=== Data excerpts ===

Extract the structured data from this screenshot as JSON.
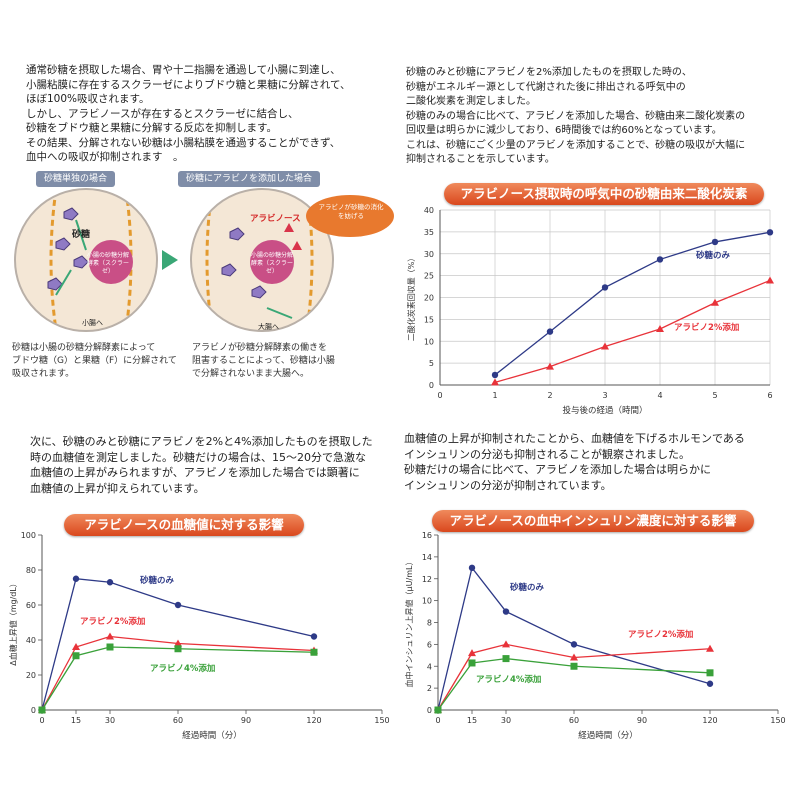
{
  "intro_text": [
    "通常砂糖を摂取した場合、胃や十二指腸を通過して小腸に到達し、",
    "小腸粘膜に存在するスクラーゼによりブドウ糖と果糖に分解されて、",
    "ほぼ100%吸収されます。",
    "しかし、アラビノースが存在するとスクラーゼに結合し、",
    "砂糖をブドウ糖と果糖に分解する反応を抑制します。",
    "その結果、分解されない砂糖は小腸粘膜を通過することができず、",
    "血中への吸収が抑制されます　。"
  ],
  "breath_text": [
    "砂糖のみと砂糖にアラビノを2%添加したものを摂取した時の、",
    "砂糖がエネルギー源として代謝された後に排出される呼気中の",
    "二酸化炭素を測定しました。",
    "砂糖のみの場合に比べて、アラビノを添加した場合、砂糖由来二酸化炭素の",
    "回収量は明らかに減少しており、6時間後では約60%となっています。",
    "これは、砂糖にごく少量のアラビノを添加することで、砂糖の吸収が大幅に",
    "抑制されることを示しています。"
  ],
  "glucose_text": [
    "次に、砂糖のみと砂糖にアラビノを2%と4%添加したものを摂取した",
    "時の血糖値を測定しました。砂糖だけの場合は、15～20分で急激な",
    "血糖値の上昇がみられますが、アラビノを添加した場合では顕著に",
    "血糖値の上昇が抑えられています。"
  ],
  "insulin_text": [
    "血糖値の上昇が抑制されたことから、血糖値を下げるホルモンである",
    "インシュリンの分泌も抑制されることが観察されました。",
    "砂糖だけの場合に比べて、アラビノを添加した場合は明らかに",
    "インシュリンの分泌が抑制されています。"
  ],
  "diagram": {
    "left_tag": "砂糖単独の場合",
    "right_tag": "砂糖にアラビノを添加した場合",
    "sugar_label": "砂糖",
    "enzyme_label": "小腸の砂糖分解酵素（スクラーゼ）",
    "arabinose_label": "アラビノース",
    "bubble_text": "アラビノが砂糖の消化を妨げる",
    "large_intestine_label": "大腸へ",
    "small_intestine_label": "小腸へ",
    "left_caption": [
      "砂糖は小腸の砂糖分解酵素によって",
      "ブドウ糖（G）と果糖（F）に分解されて",
      "吸収されます。"
    ],
    "right_caption": [
      "アラビノが砂糖分解酵素の働きを",
      "阻害することによって、砂糖は小腸",
      "で分解されないまま大腸へ。"
    ],
    "colors": {
      "circle_bg": "#f4e7d6",
      "enzyme": "#c94f86",
      "arrow": "#3aa776",
      "bubble": "#e8792e"
    }
  },
  "charts": {
    "breath": {
      "title": "アラビノース摂取時の呼気中の砂糖由来二酸化炭素",
      "ylabel": "二酸化炭素回収量（%）",
      "xlabel": "投与後の経過（時間）"
    },
    "glucose": {
      "title": "アラビノースの血糖値に対する影響",
      "ylabel": "Δ血糖上昇値（mg/dL）",
      "xlabel": "経過時間（分）"
    },
    "insulin": {
      "title": "アラビノースの血中インシュリン濃度に対する影響",
      "ylabel": "血中インシュリン上昇値（μU/mL）",
      "xlabel": "経過時間（分）"
    }
  },
  "chart_data": [
    {
      "type": "line",
      "title": "アラビノース摂取時の呼気中の砂糖由来二酸化炭素",
      "xlabel": "投与後の経過（時間）",
      "ylabel": "二酸化炭素回収量（%）",
      "xlim": [
        0,
        6
      ],
      "ylim": [
        0,
        40
      ],
      "xticks": [
        0,
        1,
        2,
        3,
        4,
        5,
        6
      ],
      "yticks": [
        0,
        5,
        10,
        15,
        20,
        25,
        30,
        35,
        40
      ],
      "grid": true,
      "series": [
        {
          "name": "砂糖のみ",
          "color": "#2e3a87",
          "marker": "circle",
          "x": [
            1,
            2,
            3,
            4,
            5,
            6
          ],
          "y": [
            2.3,
            12.2,
            22.3,
            28.7,
            32.7,
            34.9
          ]
        },
        {
          "name": "アラビノ2%添加",
          "color": "#e8333a",
          "marker": "triangle",
          "x": [
            1,
            2,
            3,
            4,
            5,
            6
          ],
          "y": [
            0.6,
            4.2,
            8.8,
            12.8,
            18.8,
            23.9
          ]
        }
      ]
    },
    {
      "type": "line",
      "title": "アラビノースの血糖値に対する影響",
      "xlabel": "経過時間（分）",
      "ylabel": "Δ血糖上昇値（mg/dL）",
      "xlim": [
        0,
        150
      ],
      "ylim": [
        0,
        100
      ],
      "xticks": [
        0,
        15,
        30,
        60,
        90,
        120,
        150
      ],
      "yticks": [
        0,
        20,
        40,
        60,
        80,
        100
      ],
      "grid": false,
      "series": [
        {
          "name": "砂糖のみ",
          "color": "#2e3a87",
          "marker": "circle",
          "x": [
            0,
            15,
            30,
            60,
            120
          ],
          "y": [
            0,
            75,
            73,
            60,
            42
          ]
        },
        {
          "name": "アラビノ2%添加",
          "color": "#e8333a",
          "marker": "triangle",
          "x": [
            0,
            15,
            30,
            60,
            120
          ],
          "y": [
            0,
            36,
            42,
            38,
            34
          ]
        },
        {
          "name": "アラビノ4%添加",
          "color": "#3aa13a",
          "marker": "square",
          "x": [
            0,
            15,
            30,
            60,
            120
          ],
          "y": [
            0,
            31,
            36,
            35,
            33
          ]
        }
      ]
    },
    {
      "type": "line",
      "title": "アラビノースの血中インシュリン濃度に対する影響",
      "xlabel": "経過時間（分）",
      "ylabel": "血中インシュリン上昇値（μU/mL）",
      "xlim": [
        0,
        150
      ],
      "ylim": [
        0,
        16
      ],
      "xticks": [
        0,
        15,
        30,
        60,
        90,
        120,
        150
      ],
      "yticks": [
        0,
        2,
        4,
        6,
        8,
        10,
        12,
        14,
        16
      ],
      "grid": false,
      "series": [
        {
          "name": "砂糖のみ",
          "color": "#2e3a87",
          "marker": "circle",
          "x": [
            0,
            15,
            30,
            60,
            120
          ],
          "y": [
            0,
            13,
            9,
            6,
            2.4
          ]
        },
        {
          "name": "アラビノ2%添加",
          "color": "#e8333a",
          "marker": "triangle",
          "x": [
            0,
            15,
            30,
            60,
            120
          ],
          "y": [
            0,
            5.2,
            6,
            4.8,
            5.6
          ]
        },
        {
          "name": "アラビノ4%添加",
          "color": "#3aa13a",
          "marker": "square",
          "x": [
            0,
            15,
            30,
            60,
            120
          ],
          "y": [
            0,
            4.3,
            4.7,
            4,
            3.4
          ]
        }
      ]
    }
  ]
}
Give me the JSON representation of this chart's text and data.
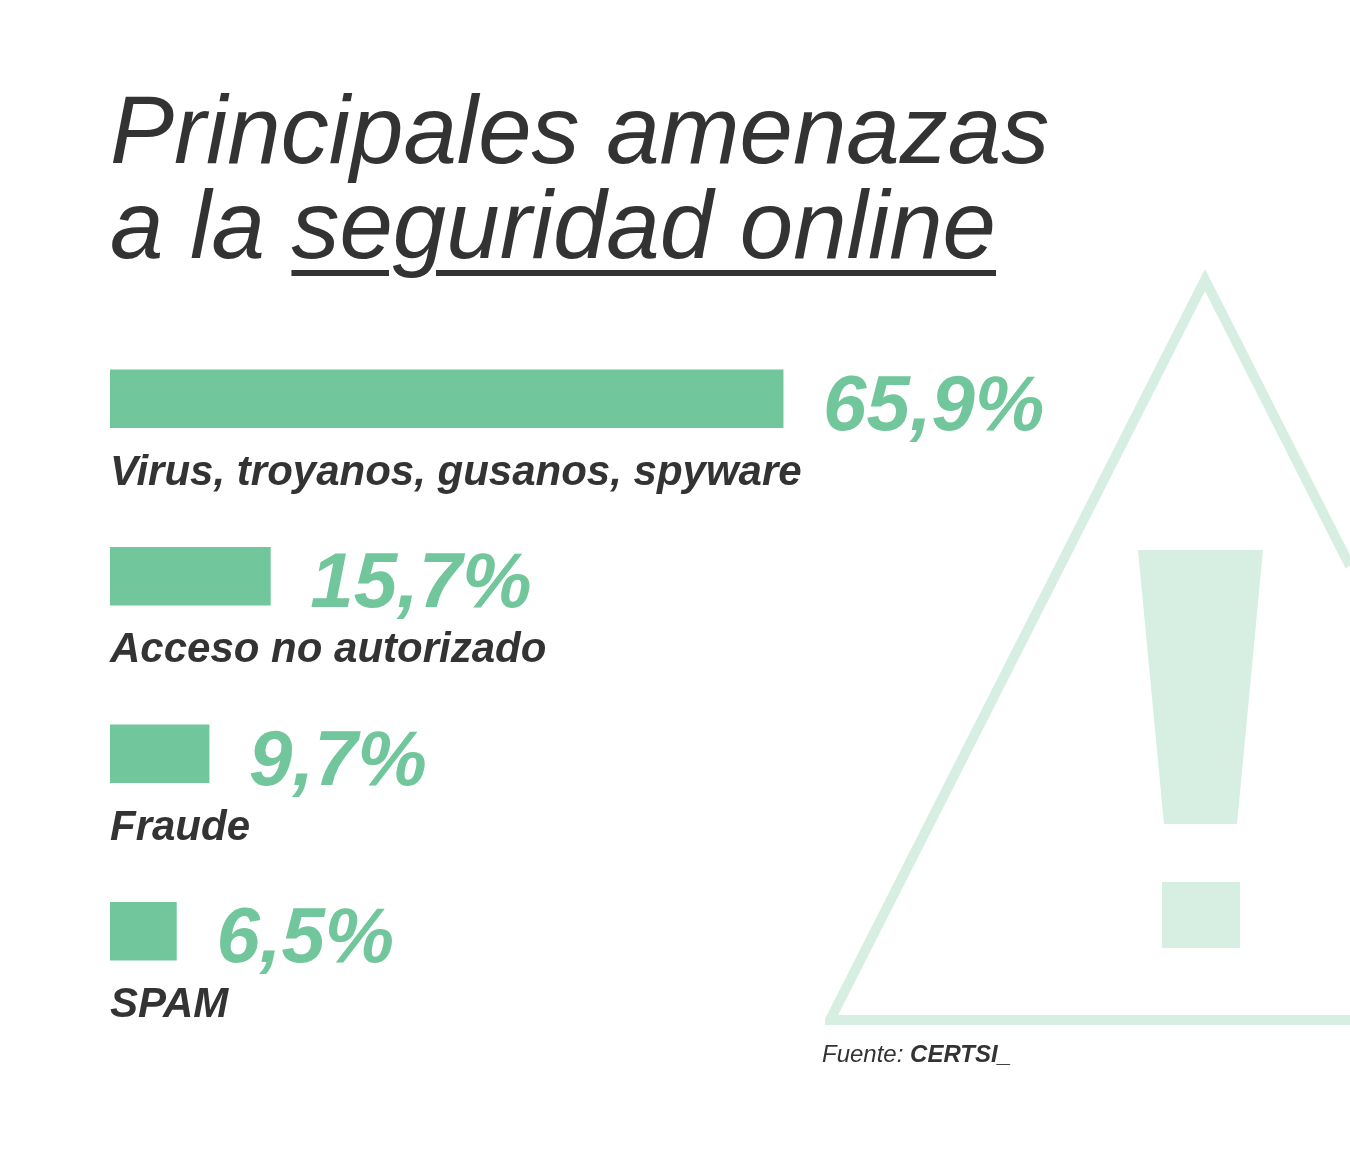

===

#### Directions:
Could the entries above be copied out exactly, with no pictures included?

#### Reply to the task:
Extract the structured data from this screenshot as JSON.
{
  "intro_text": [
    "通常砂糖を摂取した場合、胃や十二指腸を通過して小腸に到達し、",
    "小腸粘膜に存在するスクラーゼによりブドウ糖と果糖に分解されて、",
    "ほぼ100%吸収されます。",
    "しかし、アラビノースが存在するとスクラーゼに結合し、",
    "砂糖をブドウ糖と果糖に分解する反応を抑制します。",
    "その結果、分解されない砂糖は小腸粘膜を通過することができず、",
    "血中への吸収が抑制されます　。"
  ],
  "breath_text": [
    "砂糖のみと砂糖にアラビノを2%添加したものを摂取した時の、",
    "砂糖がエネルギー源として代謝された後に排出される呼気中の",
    "二酸化炭素を測定しました。",
    "砂糖のみの場合に比べて、アラビノを添加した場合、砂糖由来二酸化炭素の",
    "回収量は明らかに減少しており、6時間後では約60%となっています。",
    "これは、砂糖にごく少量のアラビノを添加することで、砂糖の吸収が大幅に",
    "抑制されることを示しています。"
  ],
  "glucose_text": [
    "次に、砂糖のみと砂糖にアラビノを2%と4%添加したものを摂取した",
    "時の血糖値を測定しました。砂糖だけの場合は、15～20分で急激な",
    "血糖値の上昇がみられますが、アラビノを添加した場合では顕著に",
    "血糖値の上昇が抑えられています。"
  ],
  "insulin_text": [
    "血糖値の上昇が抑制されたことから、血糖値を下げるホルモンである",
    "インシュリンの分泌も抑制されることが観察されました。",
    "砂糖だけの場合に比べて、アラビノを添加した場合は明らかに",
    "インシュリンの分泌が抑制されています。"
  ],
  "diagram": {
    "left_tag": "砂糖単独の場合",
    "right_tag": "砂糖にアラビノを添加した場合",
    "sugar_label": "砂糖",
    "enzyme_label": "小腸の砂糖分解酵素（スクラーゼ）",
    "arabinose_label": "アラビノース",
    "bubble_text": "アラビノが砂糖の消化を妨げる",
    "large_intestine_label": "大腸へ",
    "small_intestine_label": "小腸へ",
    "left_caption": [
      "砂糖は小腸の砂糖分解酵素によって",
      "ブドウ糖（G）と果糖（F）に分解されて",
      "吸収されます。"
    ],
    "right_caption": [
      "アラビノが砂糖分解酵素の働きを",
      "阻害することによって、砂糖は小腸",
      "で分解されないまま大腸へ。"
    ],
    "colors": {
      "circle_bg": "#f4e7d6",
      "enzyme": "#c94f86",
      "arrow": "#3aa776",
      "bubble": "#e8792e"
    }
  },
  "charts": {
    "breath": {
      "title": "アラビノース摂取時の呼気中の砂糖由来二酸化炭素",
      "ylabel": "二酸化炭素回収量（%）",
      "xlabel": "投与後の経過（時間）"
    },
    "glucose": {
      "title": "アラビノースの血糖値に対する影響",
      "ylabel": "Δ血糖上昇値（mg/dL）",
      "xlabel": "経過時間（分）"
    },
    "insulin": {
      "title": "アラビノースの血中インシュリン濃度に対する影響",
      "ylabel": "血中インシュリン上昇値（μU/mL）",
      "xlabel": "経過時間（分）"
    }
  },
  "chart_data": [
    {
      "type": "line",
      "title": "アラビノース摂取時の呼気中の砂糖由来二酸化炭素",
      "xlabel": "投与後の経過（時間）",
      "ylabel": "二酸化炭素回収量（%）",
      "xlim": [
        0,
        6
      ],
      "ylim": [
        0,
        40
      ],
      "xticks": [
        0,
        1,
        2,
        3,
        4,
        5,
        6
      ],
      "yticks": [
        0,
        5,
        10,
        15,
        20,
        25,
        30,
        35,
        40
      ],
      "grid": true,
      "series": [
        {
          "name": "砂糖のみ",
          "color": "#2e3a87",
          "marker": "circle",
          "x": [
            1,
            2,
            3,
            4,
            5,
            6
          ],
          "y": [
            2.3,
            12.2,
            22.3,
            28.7,
            32.7,
            34.9
          ]
        },
        {
          "name": "アラビノ2%添加",
          "color": "#e8333a",
          "marker": "triangle",
          "x": [
            1,
            2,
            3,
            4,
            5,
            6
          ],
          "y": [
            0.6,
            4.2,
            8.8,
            12.8,
            18.8,
            23.9
          ]
        }
      ]
    },
    {
      "type": "line",
      "title": "アラビノースの血糖値に対する影響",
      "xlabel": "経過時間（分）",
      "ylabel": "Δ血糖上昇値（mg/dL）",
      "xlim": [
        0,
        150
      ],
      "ylim": [
        0,
        100
      ],
      "xticks": [
        0,
        15,
        30,
        60,
        90,
        120,
        150
      ],
      "yticks": [
        0,
        20,
        40,
        60,
        80,
        100
      ],
      "grid": false,
      "series": [
        {
          "name": "砂糖のみ",
          "color": "#2e3a87",
          "marker": "circle",
          "x": [
            0,
            15,
            30,
            60,
            120
          ],
          "y": [
            0,
            75,
            73,
            60,
            42
          ]
        },
        {
          "name": "アラビノ2%添加",
          "color": "#e8333a",
          "marker": "triangle",
          "x": [
            0,
            15,
            30,
            60,
            120
          ],
          "y": [
            0,
            36,
            42,
            38,
            34
          ]
        },
        {
          "name": "アラビノ4%添加",
          "color": "#3aa13a",
          "marker": "square",
          "x": [
            0,
            15,
            30,
            60,
            120
          ],
          "y": [
            0,
            31,
            36,
            35,
            33
          ]
        }
      ]
    },
    {
      "type": "line",
      "title": "アラビノースの血中インシュリン濃度に対する影響",
      "xlabel": "経過時間（分）",
      "ylabel": "血中インシュリン上昇値（μU/mL）",
      "xlim": [
        0,
        150
      ],
      "ylim": [
        0,
        16
      ],
      "xticks": [
        0,
        15,
        30,
        60,
        90,
        120,
        150
      ],
      "yticks": [
        0,
        2,
        4,
        6,
        8,
        10,
        12,
        14,
        16
      ],
      "grid": false,
      "series": [
        {
          "name": "砂糖のみ",
          "color": "#2e3a87",
          "marker": "circle",
          "x": [
            0,
            15,
            30,
            60,
            120
          ],
          "y": [
            0,
            13,
            9,
            6,
            2.4
          ]
        },
        {
          "name": "アラビノ2%添加",
          "color": "#e8333a",
          "marker": "triangle",
          "x": [
            0,
            15,
            30,
            60,
            120
          ],
          "y": [
            0,
            5.2,
            6,
            4.8,
            5.6
          ]
        },
        {
          "name": "アラビノ4%添加",
          "color": "#3aa13a",
          "marker": "square",
          "x": [
            0,
            15,
            30,
            60,
            120
          ],
          "y": [
            0,
            4.3,
            4.7,
            4,
            3.4
          ]
        }
      ]
    }
  ]
}
Give me the JSON representation of this chart's text and data.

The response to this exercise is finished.